Set down each line of the data below exactly as it stands, dropping the pictures.

# Given entries:
"""

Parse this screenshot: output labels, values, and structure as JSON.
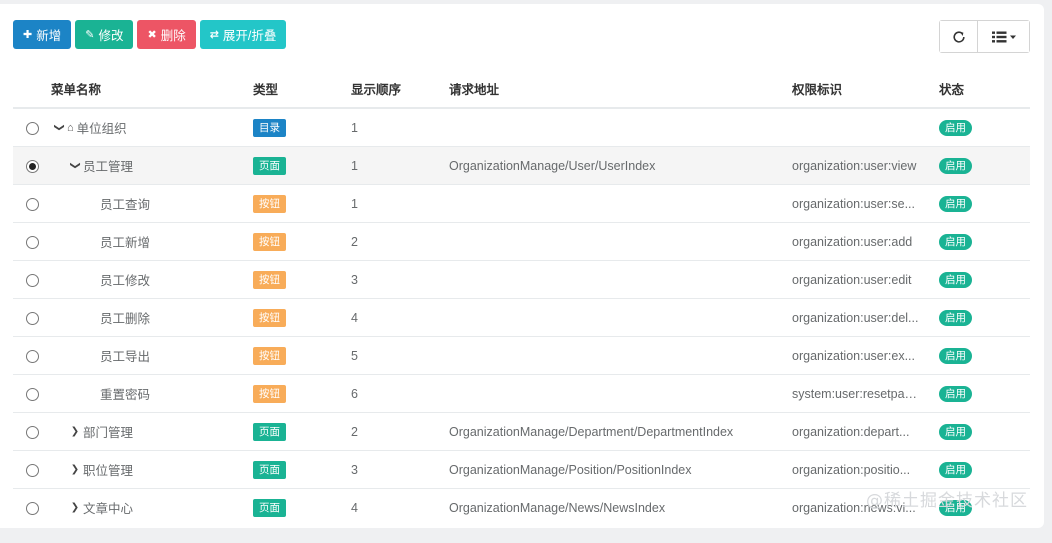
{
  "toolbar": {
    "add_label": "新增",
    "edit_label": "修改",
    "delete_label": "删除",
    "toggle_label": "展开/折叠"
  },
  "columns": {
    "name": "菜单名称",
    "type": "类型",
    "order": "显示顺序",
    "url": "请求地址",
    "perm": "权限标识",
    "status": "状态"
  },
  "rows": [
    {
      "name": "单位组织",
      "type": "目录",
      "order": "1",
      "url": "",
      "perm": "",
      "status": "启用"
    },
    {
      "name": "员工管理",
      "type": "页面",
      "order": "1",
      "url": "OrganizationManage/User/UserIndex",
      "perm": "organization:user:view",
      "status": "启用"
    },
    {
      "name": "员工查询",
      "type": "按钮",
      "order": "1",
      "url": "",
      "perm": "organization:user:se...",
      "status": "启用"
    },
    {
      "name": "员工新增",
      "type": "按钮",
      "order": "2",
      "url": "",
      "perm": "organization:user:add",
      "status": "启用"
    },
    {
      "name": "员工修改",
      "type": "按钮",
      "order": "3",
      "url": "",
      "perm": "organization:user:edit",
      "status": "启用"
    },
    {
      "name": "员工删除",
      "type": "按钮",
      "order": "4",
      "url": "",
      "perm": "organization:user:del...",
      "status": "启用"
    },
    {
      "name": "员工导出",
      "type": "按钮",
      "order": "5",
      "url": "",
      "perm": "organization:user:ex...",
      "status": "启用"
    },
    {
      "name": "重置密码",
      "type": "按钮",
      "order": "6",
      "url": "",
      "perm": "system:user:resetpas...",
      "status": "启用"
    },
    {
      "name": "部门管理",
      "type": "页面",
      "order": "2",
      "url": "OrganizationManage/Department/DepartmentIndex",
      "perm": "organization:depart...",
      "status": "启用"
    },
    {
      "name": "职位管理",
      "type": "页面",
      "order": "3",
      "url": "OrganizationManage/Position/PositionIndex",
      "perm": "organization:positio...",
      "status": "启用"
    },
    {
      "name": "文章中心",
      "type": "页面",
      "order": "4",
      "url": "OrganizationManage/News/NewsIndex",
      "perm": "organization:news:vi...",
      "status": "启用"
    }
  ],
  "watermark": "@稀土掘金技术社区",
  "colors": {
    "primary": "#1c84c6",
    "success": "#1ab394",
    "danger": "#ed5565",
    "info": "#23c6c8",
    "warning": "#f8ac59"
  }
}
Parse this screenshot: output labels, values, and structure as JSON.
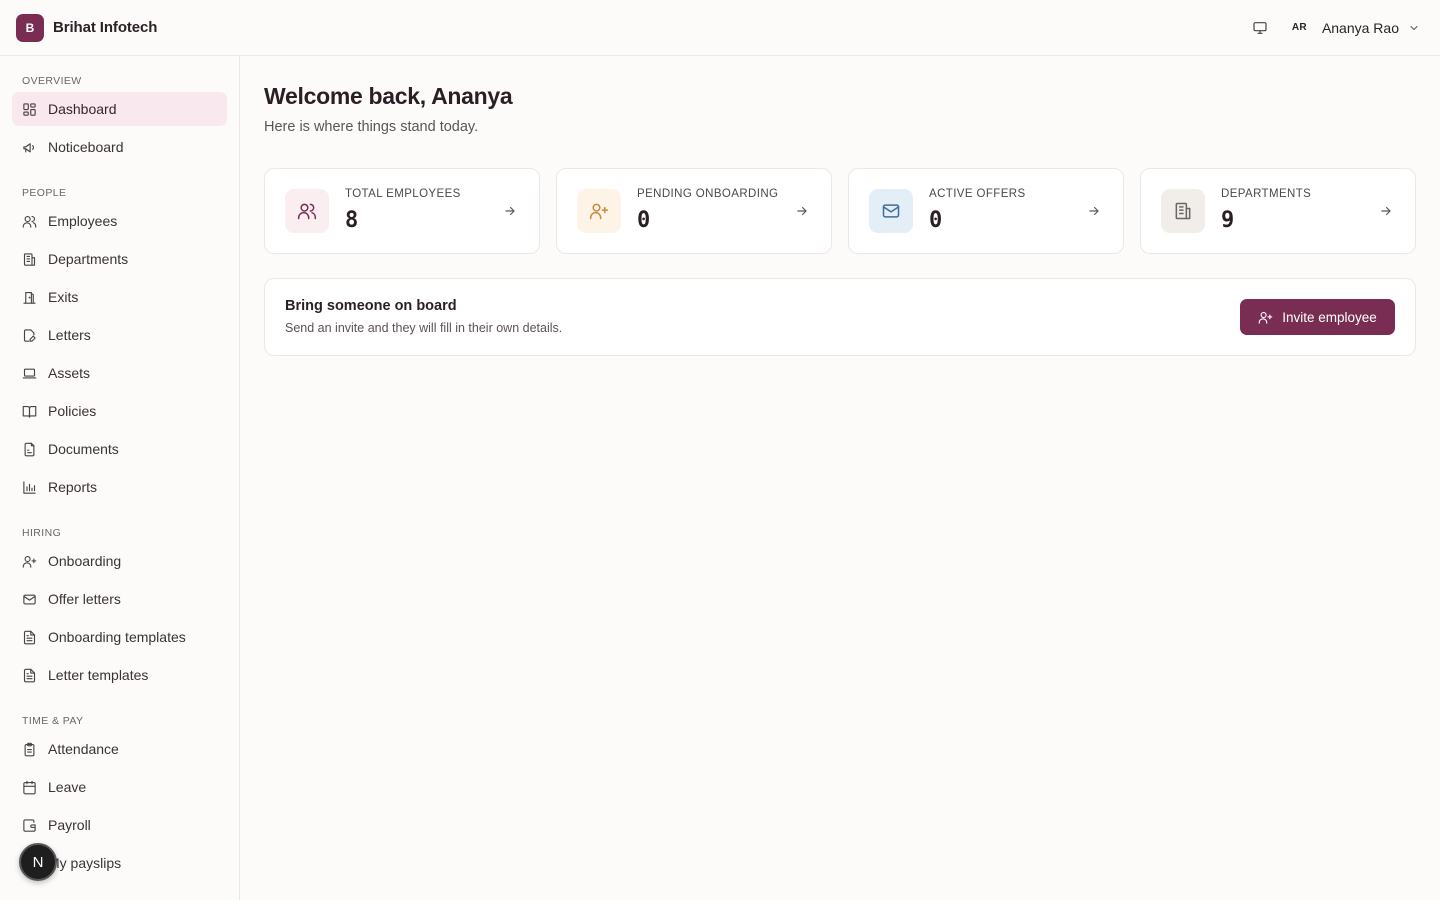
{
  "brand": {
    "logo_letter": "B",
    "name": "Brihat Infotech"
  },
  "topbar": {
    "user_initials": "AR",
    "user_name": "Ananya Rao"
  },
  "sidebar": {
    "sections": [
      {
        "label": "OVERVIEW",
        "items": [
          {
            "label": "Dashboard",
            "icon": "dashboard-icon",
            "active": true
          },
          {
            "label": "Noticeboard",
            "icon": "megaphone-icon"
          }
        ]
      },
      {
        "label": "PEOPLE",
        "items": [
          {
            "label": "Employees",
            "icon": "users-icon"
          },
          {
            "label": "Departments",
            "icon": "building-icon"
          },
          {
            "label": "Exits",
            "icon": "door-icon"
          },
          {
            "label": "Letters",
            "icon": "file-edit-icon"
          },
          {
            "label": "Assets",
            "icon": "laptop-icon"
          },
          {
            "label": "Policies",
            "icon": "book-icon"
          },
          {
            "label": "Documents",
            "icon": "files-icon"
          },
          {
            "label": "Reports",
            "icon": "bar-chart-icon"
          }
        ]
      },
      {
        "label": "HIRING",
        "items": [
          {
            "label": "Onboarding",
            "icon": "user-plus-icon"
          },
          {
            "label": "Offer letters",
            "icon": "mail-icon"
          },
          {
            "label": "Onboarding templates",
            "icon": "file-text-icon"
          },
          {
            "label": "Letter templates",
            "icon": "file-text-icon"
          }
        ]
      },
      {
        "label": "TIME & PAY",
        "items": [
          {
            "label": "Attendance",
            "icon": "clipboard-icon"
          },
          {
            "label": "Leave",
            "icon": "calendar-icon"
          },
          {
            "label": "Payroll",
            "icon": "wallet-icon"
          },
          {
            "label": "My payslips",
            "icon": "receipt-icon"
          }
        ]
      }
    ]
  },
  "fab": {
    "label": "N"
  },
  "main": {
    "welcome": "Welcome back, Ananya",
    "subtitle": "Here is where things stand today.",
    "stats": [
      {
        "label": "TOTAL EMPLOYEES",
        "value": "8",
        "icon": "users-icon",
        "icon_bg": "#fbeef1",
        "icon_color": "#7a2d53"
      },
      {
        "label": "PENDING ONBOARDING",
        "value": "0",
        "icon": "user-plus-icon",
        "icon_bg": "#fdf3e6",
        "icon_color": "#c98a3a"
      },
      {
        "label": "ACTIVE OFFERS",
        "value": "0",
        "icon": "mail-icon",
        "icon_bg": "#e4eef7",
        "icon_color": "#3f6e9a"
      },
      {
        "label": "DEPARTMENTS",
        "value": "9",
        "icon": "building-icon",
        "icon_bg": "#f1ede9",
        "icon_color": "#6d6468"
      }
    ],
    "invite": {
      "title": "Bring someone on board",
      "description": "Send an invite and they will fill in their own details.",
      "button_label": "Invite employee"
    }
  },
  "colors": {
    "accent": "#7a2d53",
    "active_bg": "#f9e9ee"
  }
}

"""

# Task solution:
Parse this screenshot: output labels, values, and structure as JSON.
{
  "toolbar": {
    "add_label": "新增",
    "edit_label": "修改",
    "delete_label": "删除",
    "toggle_label": "展开/折叠"
  },
  "columns": {
    "name": "菜单名称",
    "type": "类型",
    "order": "显示顺序",
    "url": "请求地址",
    "perm": "权限标识",
    "status": "状态"
  },
  "rows": [
    {
      "name": "单位组织",
      "type": "目录",
      "order": "1",
      "url": "",
      "perm": "",
      "status": "启用"
    },
    {
      "name": "员工管理",
      "type": "页面",
      "order": "1",
      "url": "OrganizationManage/User/UserIndex",
      "perm": "organization:user:view",
      "status": "启用"
    },
    {
      "name": "员工查询",
      "type": "按钮",
      "order": "1",
      "url": "",
      "perm": "organization:user:se...",
      "status": "启用"
    },
    {
      "name": "员工新增",
      "type": "按钮",
      "order": "2",
      "url": "",
      "perm": "organization:user:add",
      "status": "启用"
    },
    {
      "name": "员工修改",
      "type": "按钮",
      "order": "3",
      "url": "",
      "perm": "organization:user:edit",
      "status": "启用"
    },
    {
      "name": "员工删除",
      "type": "按钮",
      "order": "4",
      "url": "",
      "perm": "organization:user:del...",
      "status": "启用"
    },
    {
      "name": "员工导出",
      "type": "按钮",
      "order": "5",
      "url": "",
      "perm": "organization:user:ex...",
      "status": "启用"
    },
    {
      "name": "重置密码",
      "type": "按钮",
      "order": "6",
      "url": "",
      "perm": "system:user:resetpas...",
      "status": "启用"
    },
    {
      "name": "部门管理",
      "type": "页面",
      "order": "2",
      "url": "OrganizationManage/Department/DepartmentIndex",
      "perm": "organization:depart...",
      "status": "启用"
    },
    {
      "name": "职位管理",
      "type": "页面",
      "order": "3",
      "url": "OrganizationManage/Position/PositionIndex",
      "perm": "organization:positio...",
      "status": "启用"
    },
    {
      "name": "文章中心",
      "type": "页面",
      "order": "4",
      "url": "OrganizationManage/News/NewsIndex",
      "perm": "organization:news:vi...",
      "status": "启用"
    }
  ],
  "watermark": "@稀土掘金技术社区",
  "colors": {
    "primary": "#1c84c6",
    "success": "#1ab394",
    "danger": "#ed5565",
    "info": "#23c6c8",
    "warning": "#f8ac59"
  }
}
Parse this screenshot: output labels, values, and structure as JSON.
{
  "brand": {
    "logo_letter": "B",
    "name": "Brihat Infotech"
  },
  "topbar": {
    "user_initials": "AR",
    "user_name": "Ananya Rao"
  },
  "sidebar": {
    "sections": [
      {
        "label": "OVERVIEW",
        "items": [
          {
            "label": "Dashboard",
            "icon": "dashboard-icon",
            "active": true
          },
          {
            "label": "Noticeboard",
            "icon": "megaphone-icon"
          }
        ]
      },
      {
        "label": "PEOPLE",
        "items": [
          {
            "label": "Employees",
            "icon": "users-icon"
          },
          {
            "label": "Departments",
            "icon": "building-icon"
          },
          {
            "label": "Exits",
            "icon": "door-icon"
          },
          {
            "label": "Letters",
            "icon": "file-edit-icon"
          },
          {
            "label": "Assets",
            "icon": "laptop-icon"
          },
          {
            "label": "Policies",
            "icon": "book-icon"
          },
          {
            "label": "Documents",
            "icon": "files-icon"
          },
          {
            "label": "Reports",
            "icon": "bar-chart-icon"
          }
        ]
      },
      {
        "label": "HIRING",
        "items": [
          {
            "label": "Onboarding",
            "icon": "user-plus-icon"
          },
          {
            "label": "Offer letters",
            "icon": "mail-icon"
          },
          {
            "label": "Onboarding templates",
            "icon": "file-text-icon"
          },
          {
            "label": "Letter templates",
            "icon": "file-text-icon"
          }
        ]
      },
      {
        "label": "TIME & PAY",
        "items": [
          {
            "label": "Attendance",
            "icon": "clipboard-icon"
          },
          {
            "label": "Leave",
            "icon": "calendar-icon"
          },
          {
            "label": "Payroll",
            "icon": "wallet-icon"
          },
          {
            "label": "My payslips",
            "icon": "receipt-icon"
          }
        ]
      }
    ]
  },
  "fab": {
    "label": "N"
  },
  "main": {
    "welcome": "Welcome back, Ananya",
    "subtitle": "Here is where things stand today.",
    "stats": [
      {
        "label": "TOTAL EMPLOYEES",
        "value": "8",
        "icon": "users-icon",
        "icon_bg": "#fbeef1",
        "icon_color": "#7a2d53"
      },
      {
        "label": "PENDING ONBOARDING",
        "value": "0",
        "icon": "user-plus-icon",
        "icon_bg": "#fdf3e6",
        "icon_color": "#c98a3a"
      },
      {
        "label": "ACTIVE OFFERS",
        "value": "0",
        "icon": "mail-icon",
        "icon_bg": "#e4eef7",
        "icon_color": "#3f6e9a"
      },
      {
        "label": "DEPARTMENTS",
        "value": "9",
        "icon": "building-icon",
        "icon_bg": "#f1ede9",
        "icon_color": "#6d6468"
      }
    ],
    "invite": {
      "title": "Bring someone on board",
      "description": "Send an invite and they will fill in their own details.",
      "button_label": "Invite employee"
    }
  },
  "colors": {
    "accent": "#7a2d53",
    "active_bg": "#f9e9ee"
  }
}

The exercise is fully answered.